===== Extracted entries =====

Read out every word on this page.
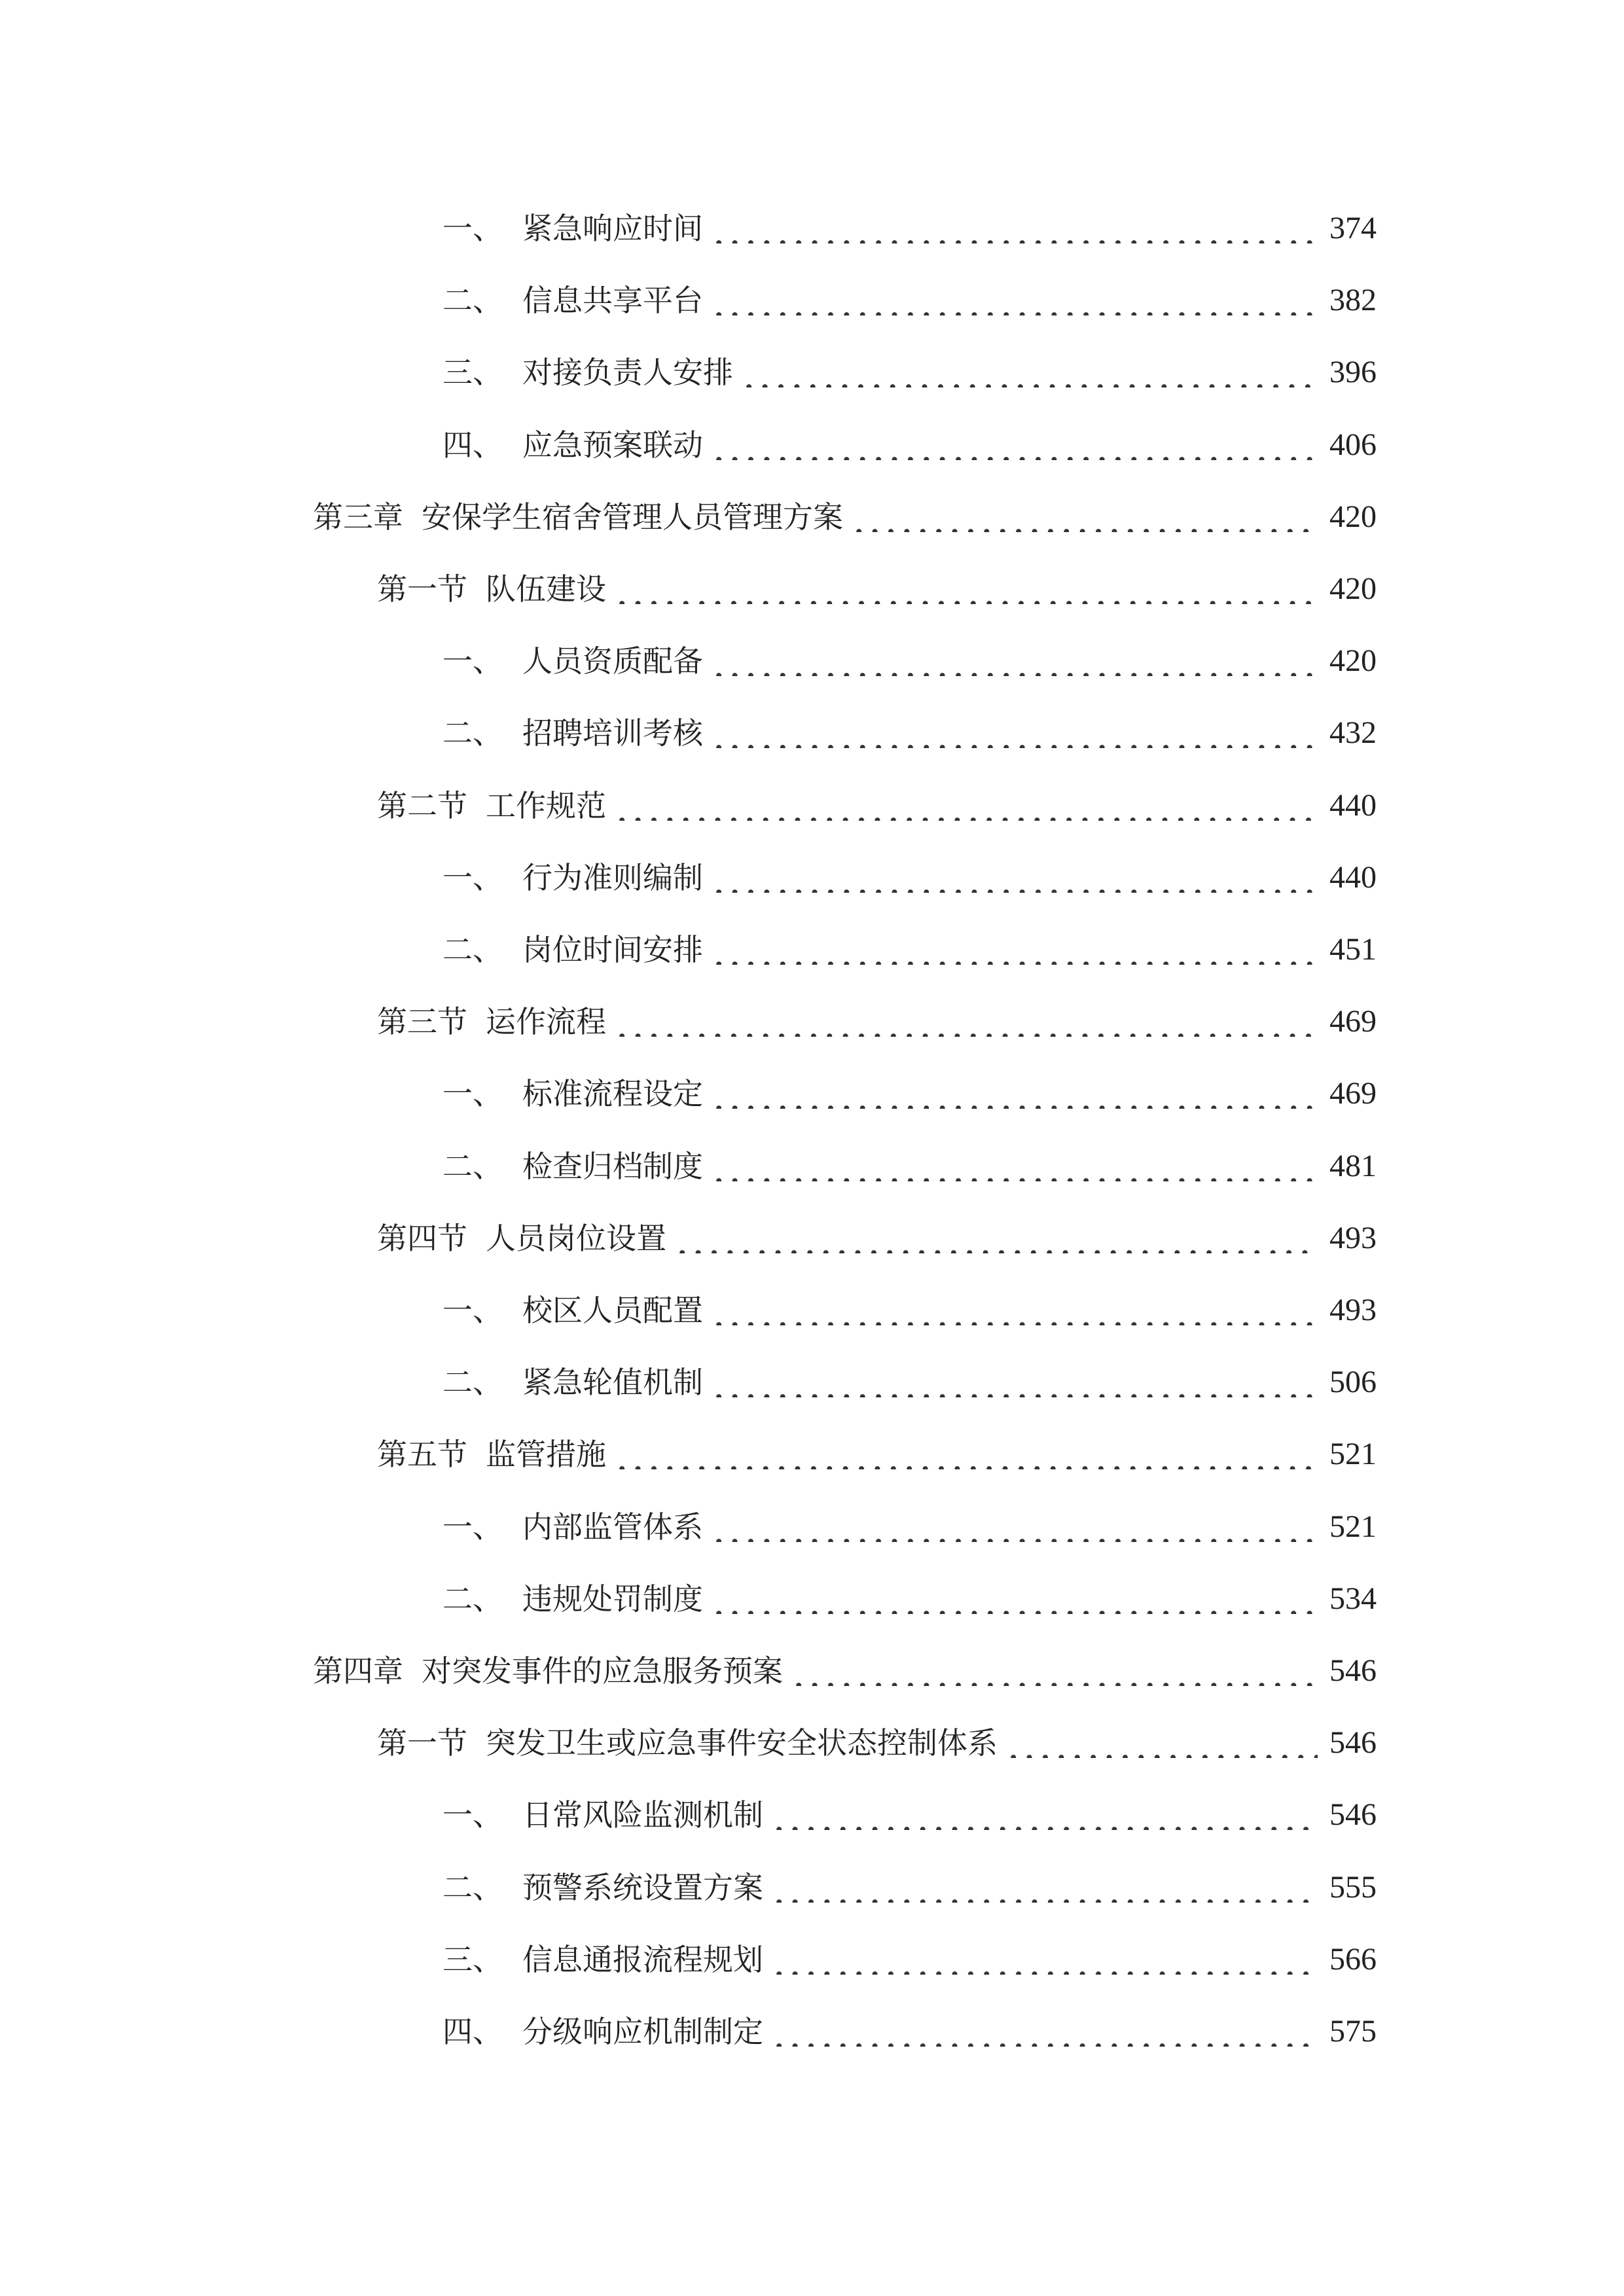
一、 紧急响应时间	374
二、 信息共享平台	382
三、 对接负责人安排	396
四、 应急预案联动	406
第三章 安保学生宿舍管理人员管理方案	420
第一节 队伍建设	420
一、 人员资质配备	420
二、 招聘培训考核	432
第二节 工作规范	440
一、 行为准则编制	440
二、 岗位时间安排	451
第三节 运作流程	469
一、 标准流程设定	469
二、 检查归档制度	481
第四节 人员岗位设置	493
一、 校区人员配置	493
二、 紧急轮值机制	506
第五节 监管措施	521
一、 内部监管体系	521
二、 违规处罚制度	534
第四章 对突发事件的应急服务预案	546
第一节 突发卫生或应急事件安全状态控制体系	546
一、 日常风险监测机制	546
二、 预警系统设置方案	555
三、 信息通报流程规划	566
四、 分级响应机制制定	575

=====

■ **Given task**
Each record above should come back exactly the same, only without its pictures.

■ **Result**
Read out every word on this page.
一、 紧急响应时间	374
二、 信息共享平台	382
三、 对接负责人安排	396
四、 应急预案联动	406
第三章 安保学生宿舍管理人员管理方案	420
第一节 队伍建设	420
一、 人员资质配备	420
二、 招聘培训考核	432
第二节 工作规范	440
一、 行为准则编制	440
二、 岗位时间安排	451
第三节 运作流程	469
一、 标准流程设定	469
二、 检查归档制度	481
第四节 人员岗位设置	493
一、 校区人员配置	493
二、 紧急轮值机制	506
第五节 监管措施	521
一、 内部监管体系	521
二、 违规处罚制度	534
第四章 对突发事件的应急服务预案	546
第一节 突发卫生或应急事件安全状态控制体系	546
一、 日常风险监测机制	546
二、 预警系统设置方案	555
三、 信息通报流程规划	566
四、 分级响应机制制定	575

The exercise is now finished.